Brief: Every line of the data must be copied exactly.

Data for this exercise:
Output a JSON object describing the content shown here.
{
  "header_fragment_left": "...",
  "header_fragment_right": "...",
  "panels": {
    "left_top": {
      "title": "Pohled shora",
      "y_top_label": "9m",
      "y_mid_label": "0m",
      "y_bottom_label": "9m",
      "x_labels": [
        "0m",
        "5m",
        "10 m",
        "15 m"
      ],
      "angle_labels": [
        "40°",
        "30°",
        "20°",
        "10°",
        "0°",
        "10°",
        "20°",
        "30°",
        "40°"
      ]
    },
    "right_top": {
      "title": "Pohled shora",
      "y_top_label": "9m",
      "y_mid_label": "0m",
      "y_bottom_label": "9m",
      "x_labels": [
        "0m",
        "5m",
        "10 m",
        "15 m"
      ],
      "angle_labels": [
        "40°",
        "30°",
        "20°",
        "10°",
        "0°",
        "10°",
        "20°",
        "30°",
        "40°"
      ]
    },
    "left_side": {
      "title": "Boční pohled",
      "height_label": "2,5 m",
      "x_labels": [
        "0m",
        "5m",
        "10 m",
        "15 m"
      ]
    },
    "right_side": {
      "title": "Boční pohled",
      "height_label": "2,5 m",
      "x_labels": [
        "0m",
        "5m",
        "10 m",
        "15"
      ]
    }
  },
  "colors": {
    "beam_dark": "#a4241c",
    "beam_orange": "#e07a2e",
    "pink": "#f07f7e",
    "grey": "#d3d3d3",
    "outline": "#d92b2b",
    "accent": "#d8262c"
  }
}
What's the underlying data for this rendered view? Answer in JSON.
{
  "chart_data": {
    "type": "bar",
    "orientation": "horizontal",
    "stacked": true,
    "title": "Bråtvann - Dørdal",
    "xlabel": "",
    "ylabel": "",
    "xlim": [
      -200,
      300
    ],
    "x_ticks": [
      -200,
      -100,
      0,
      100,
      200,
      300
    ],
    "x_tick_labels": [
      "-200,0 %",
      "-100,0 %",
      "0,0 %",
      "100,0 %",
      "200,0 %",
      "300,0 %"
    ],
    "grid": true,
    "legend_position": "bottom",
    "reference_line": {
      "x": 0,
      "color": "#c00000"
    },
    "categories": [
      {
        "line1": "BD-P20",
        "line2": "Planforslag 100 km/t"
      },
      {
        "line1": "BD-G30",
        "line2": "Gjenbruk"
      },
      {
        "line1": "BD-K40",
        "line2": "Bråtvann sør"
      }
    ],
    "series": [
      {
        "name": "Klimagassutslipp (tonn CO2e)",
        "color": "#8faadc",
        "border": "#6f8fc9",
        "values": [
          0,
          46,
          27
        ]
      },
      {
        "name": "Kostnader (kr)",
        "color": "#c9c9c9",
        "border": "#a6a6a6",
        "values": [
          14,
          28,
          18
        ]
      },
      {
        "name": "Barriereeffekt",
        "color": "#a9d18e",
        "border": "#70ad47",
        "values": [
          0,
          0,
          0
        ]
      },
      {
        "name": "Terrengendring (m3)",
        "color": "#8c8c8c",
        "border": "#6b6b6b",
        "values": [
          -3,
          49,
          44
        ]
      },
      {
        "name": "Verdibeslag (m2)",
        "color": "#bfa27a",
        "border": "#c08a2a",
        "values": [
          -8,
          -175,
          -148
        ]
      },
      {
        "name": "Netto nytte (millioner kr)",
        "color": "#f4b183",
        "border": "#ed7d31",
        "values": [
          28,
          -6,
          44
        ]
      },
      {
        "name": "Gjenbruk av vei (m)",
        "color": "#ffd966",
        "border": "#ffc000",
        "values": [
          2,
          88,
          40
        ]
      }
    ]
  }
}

Written answer:
Output a JSON object describing the content shown here.
{
  "header_fragment_left": "...",
  "header_fragment_right": "...",
  "panels": {
    "left_top": {
      "title": "Pohled shora",
      "y_top_label": "9m",
      "y_mid_label": "0m",
      "y_bottom_label": "9m",
      "x_labels": [
        "0m",
        "5m",
        "10 m",
        "15 m"
      ],
      "angle_labels": [
        "40°",
        "30°",
        "20°",
        "10°",
        "0°",
        "10°",
        "20°",
        "30°",
        "40°"
      ]
    },
    "right_top": {
      "title": "Pohled shora",
      "y_top_label": "9m",
      "y_mid_label": "0m",
      "y_bottom_label": "9m",
      "x_labels": [
        "0m",
        "5m",
        "10 m",
        "15 m"
      ],
      "angle_labels": [
        "40°",
        "30°",
        "20°",
        "10°",
        "0°",
        "10°",
        "20°",
        "30°",
        "40°"
      ]
    },
    "left_side": {
      "title": "Boční pohled",
      "height_label": "2,5 m",
      "x_labels": [
        "0m",
        "5m",
        "10 m",
        "15 m"
      ]
    },
    "right_side": {
      "title": "Boční pohled",
      "height_label": "2,5 m",
      "x_labels": [
        "0m",
        "5m",
        "10 m",
        "15"
      ]
    }
  },
  "colors": {
    "beam_dark": "#a4241c",
    "beam_orange": "#e07a2e",
    "pink": "#f07f7e",
    "grey": "#d3d3d3",
    "outline": "#d92b2b",
    "accent": "#d8262c"
  }
}
What's the underlying data for this rendered view? Answer in JSON.
{
  "chart_data": {
    "type": "bar",
    "orientation": "horizontal",
    "stacked": true,
    "title": "Bråtvann - Dørdal",
    "xlabel": "",
    "ylabel": "",
    "xlim": [
      -200,
      300
    ],
    "x_ticks": [
      -200,
      -100,
      0,
      100,
      200,
      300
    ],
    "x_tick_labels": [
      "-200,0 %",
      "-100,0 %",
      "0,0 %",
      "100,0 %",
      "200,0 %",
      "300,0 %"
    ],
    "grid": true,
    "legend_position": "bottom",
    "reference_line": {
      "x": 0,
      "color": "#c00000"
    },
    "categories": [
      {
        "line1": "BD-P20",
        "line2": "Planforslag 100 km/t"
      },
      {
        "line1": "BD-G30",
        "line2": "Gjenbruk"
      },
      {
        "line1": "BD-K40",
        "line2": "Bråtvann sør"
      }
    ],
    "series": [
      {
        "name": "Klimagassutslipp (tonn CO2e)",
        "color": "#8faadc",
        "border": "#6f8fc9",
        "values": [
          0,
          46,
          27
        ]
      },
      {
        "name": "Kostnader (kr)",
        "color": "#c9c9c9",
        "border": "#a6a6a6",
        "values": [
          14,
          28,
          18
        ]
      },
      {
        "name": "Barriereeffekt",
        "color": "#a9d18e",
        "border": "#70ad47",
        "values": [
          0,
          0,
          0
        ]
      },
      {
        "name": "Terrengendring (m3)",
        "color": "#8c8c8c",
        "border": "#6b6b6b",
        "values": [
          -3,
          49,
          44
        ]
      },
      {
        "name": "Verdibeslag (m2)",
        "color": "#bfa27a",
        "border": "#c08a2a",
        "values": [
          -8,
          -175,
          -148
        ]
      },
      {
        "name": "Netto nytte (millioner kr)",
        "color": "#f4b183",
        "border": "#ed7d31",
        "values": [
          28,
          -6,
          44
        ]
      },
      {
        "name": "Gjenbruk av vei (m)",
        "color": "#ffd966",
        "border": "#ffc000",
        "values": [
          2,
          88,
          40
        ]
      }
    ]
  }
}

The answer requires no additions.